Problem to solve -
Output each entry below as it stands, leaving out every picture.

Dataset excerpts -
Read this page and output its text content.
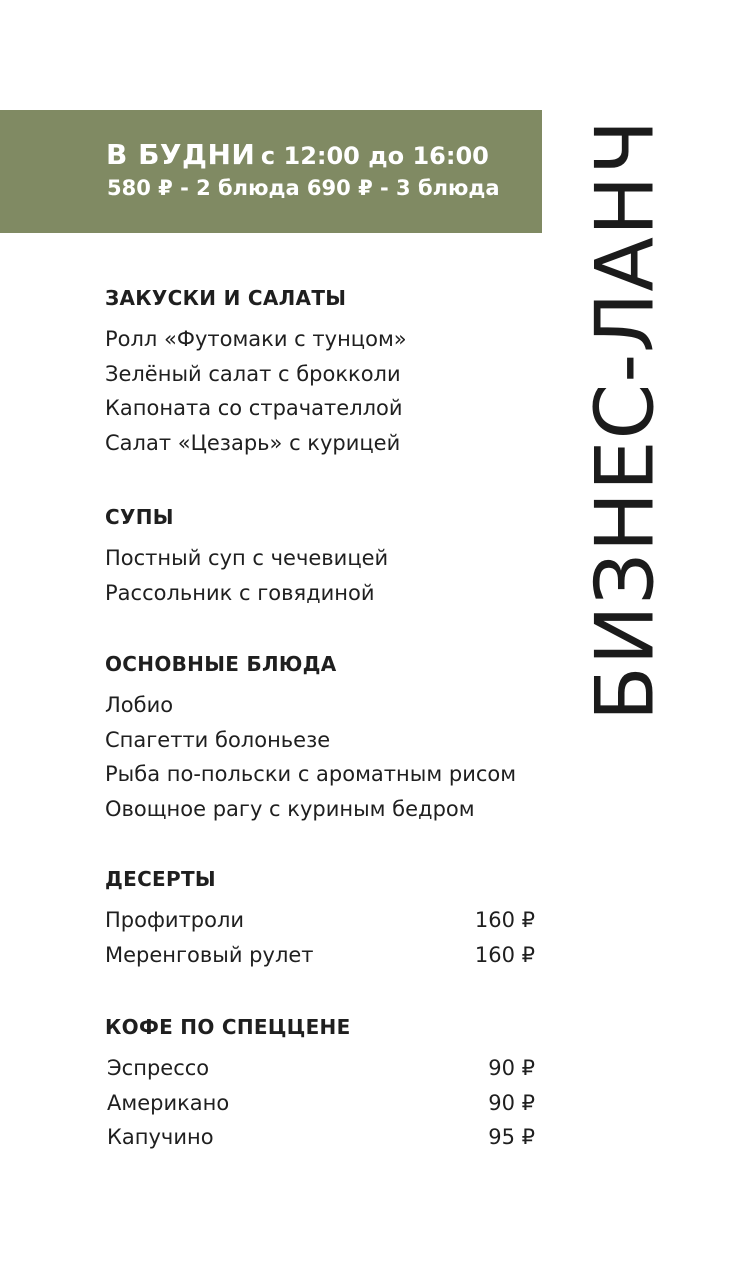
В БУДНИ с 12:00 до 16:00
580 ₽ - 2 блюда 690 ₽ - 3 блюда БИЗНЕС-ЛАНЧ
ЗАКУСКИ И САЛАТЫ
Ролл «Футомаки с тунцом»
Зелёный салат с брокколи
Капоната со страчателлой
Салат «Цезарь» с курицей
СУПЫ
Постный суп с чечевицей
Рассольник с говядиной
ОСНОВНЫЕ БЛЮДА
Лобио
Спагетти болоньезе
Рыба по-польски с ароматным рисом
Овощное рагу с куриным бедром
ДЕСЕРТЫ
Профитроли	160 ₽
Меренговый рулет	160 ₽
КОФЕ ПО СПЕЦЦЕНЕ
Эспрессо	90 ₽
Американо	90 ₽
Капучино	95 ₽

Solution for this exercise -
Read this page and output its text content.
В БУДНИ с 12:00 до 16:00
580 ₽ - 2 блюда 690 ₽ - 3 блюда БИЗНЕС-ЛАНЧ
ЗАКУСКИ И САЛАТЫ
Ролл «Футомаки с тунцом»
Зелёный салат с брокколи
Капоната со страчателлой
Салат «Цезарь» с курицей
СУПЫ
Постный суп с чечевицей
Рассольник с говядиной
ОСНОВНЫЕ БЛЮДА
Лобио
Спагетти болоньезе
Рыба по-польски с ароматным рисом
Овощное рагу с куриным бедром
ДЕСЕРТЫ
Профитроли	160 ₽
Меренговый рулет	160 ₽
КОФЕ ПО СПЕЦЦЕНЕ
Эспрессо	90 ₽
Американо	90 ₽
Капучино	95 ₽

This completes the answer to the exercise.